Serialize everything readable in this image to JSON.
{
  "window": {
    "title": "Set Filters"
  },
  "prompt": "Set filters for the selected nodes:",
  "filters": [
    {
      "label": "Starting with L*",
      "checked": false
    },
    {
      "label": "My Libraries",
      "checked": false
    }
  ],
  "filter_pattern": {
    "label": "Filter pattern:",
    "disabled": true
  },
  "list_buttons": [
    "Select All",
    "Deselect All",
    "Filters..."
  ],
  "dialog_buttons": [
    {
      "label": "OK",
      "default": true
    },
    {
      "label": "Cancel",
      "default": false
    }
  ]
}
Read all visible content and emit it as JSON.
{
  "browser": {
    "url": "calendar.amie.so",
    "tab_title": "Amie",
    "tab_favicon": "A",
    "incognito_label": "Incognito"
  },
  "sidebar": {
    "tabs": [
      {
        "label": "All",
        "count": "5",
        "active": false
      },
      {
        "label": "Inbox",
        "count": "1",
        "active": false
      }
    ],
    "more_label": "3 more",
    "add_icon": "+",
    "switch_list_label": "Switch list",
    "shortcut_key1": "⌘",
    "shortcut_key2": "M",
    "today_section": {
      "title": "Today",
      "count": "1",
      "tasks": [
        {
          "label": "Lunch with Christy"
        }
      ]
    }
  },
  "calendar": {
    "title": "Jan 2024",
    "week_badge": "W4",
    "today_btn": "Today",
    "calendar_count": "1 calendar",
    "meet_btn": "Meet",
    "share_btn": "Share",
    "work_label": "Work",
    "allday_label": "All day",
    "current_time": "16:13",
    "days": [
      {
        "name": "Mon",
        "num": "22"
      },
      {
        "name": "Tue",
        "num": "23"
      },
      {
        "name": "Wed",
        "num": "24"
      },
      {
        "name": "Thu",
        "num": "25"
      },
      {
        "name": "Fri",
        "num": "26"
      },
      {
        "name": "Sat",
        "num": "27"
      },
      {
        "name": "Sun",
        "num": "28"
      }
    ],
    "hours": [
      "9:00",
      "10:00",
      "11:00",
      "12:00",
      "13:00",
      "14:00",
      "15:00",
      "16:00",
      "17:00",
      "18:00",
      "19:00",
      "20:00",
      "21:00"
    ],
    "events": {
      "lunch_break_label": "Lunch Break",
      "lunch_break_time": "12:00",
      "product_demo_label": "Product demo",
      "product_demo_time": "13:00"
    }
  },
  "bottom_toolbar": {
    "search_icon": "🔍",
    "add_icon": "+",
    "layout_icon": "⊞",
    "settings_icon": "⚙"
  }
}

-------------------------

Copy all the lines, exactly.

* Correct answer *
Serialize everything readable in this image to JSON.
{
  "window": {
    "title": "Set Filters"
  },
  "prompt": "Set filters for the selected nodes:",
  "filters": [
    {
      "label": "Starting with L*",
      "checked": false
    },
    {
      "label": "My Libraries",
      "checked": false
    }
  ],
  "filter_pattern": {
    "label": "Filter pattern:",
    "disabled": true
  },
  "list_buttons": [
    "Select All",
    "Deselect All",
    "Filters..."
  ],
  "dialog_buttons": [
    {
      "label": "OK",
      "default": true
    },
    {
      "label": "Cancel",
      "default": false
    }
  ]
}
Read all visible content and emit it as JSON.
{
  "browser": {
    "url": "calendar.amie.so",
    "tab_title": "Amie",
    "tab_favicon": "A",
    "incognito_label": "Incognito"
  },
  "sidebar": {
    "tabs": [
      {
        "label": "All",
        "count": "5",
        "active": false
      },
      {
        "label": "Inbox",
        "count": "1",
        "active": false
      }
    ],
    "more_label": "3 more",
    "add_icon": "+",
    "switch_list_label": "Switch list",
    "shortcut_key1": "⌘",
    "shortcut_key2": "M",
    "today_section": {
      "title": "Today",
      "count": "1",
      "tasks": [
        {
          "label": "Lunch with Christy"
        }
      ]
    }
  },
  "calendar": {
    "title": "Jan 2024",
    "week_badge": "W4",
    "today_btn": "Today",
    "calendar_count": "1 calendar",
    "meet_btn": "Meet",
    "share_btn": "Share",
    "work_label": "Work",
    "allday_label": "All day",
    "current_time": "16:13",
    "days": [
      {
        "name": "Mon",
        "num": "22"
      },
      {
        "name": "Tue",
        "num": "23"
      },
      {
        "name": "Wed",
        "num": "24"
      },
      {
        "name": "Thu",
        "num": "25"
      },
      {
        "name": "Fri",
        "num": "26"
      },
      {
        "name": "Sat",
        "num": "27"
      },
      {
        "name": "Sun",
        "num": "28"
      }
    ],
    "hours": [
      "9:00",
      "10:00",
      "11:00",
      "12:00",
      "13:00",
      "14:00",
      "15:00",
      "16:00",
      "17:00",
      "18:00",
      "19:00",
      "20:00",
      "21:00"
    ],
    "events": {
      "lunch_break_label": "Lunch Break",
      "lunch_break_time": "12:00",
      "product_demo_label": "Product demo",
      "product_demo_time": "13:00"
    }
  },
  "bottom_toolbar": {
    "search_icon": "🔍",
    "add_icon": "+",
    "layout_icon": "⊞",
    "settings_icon": "⚙"
  }
}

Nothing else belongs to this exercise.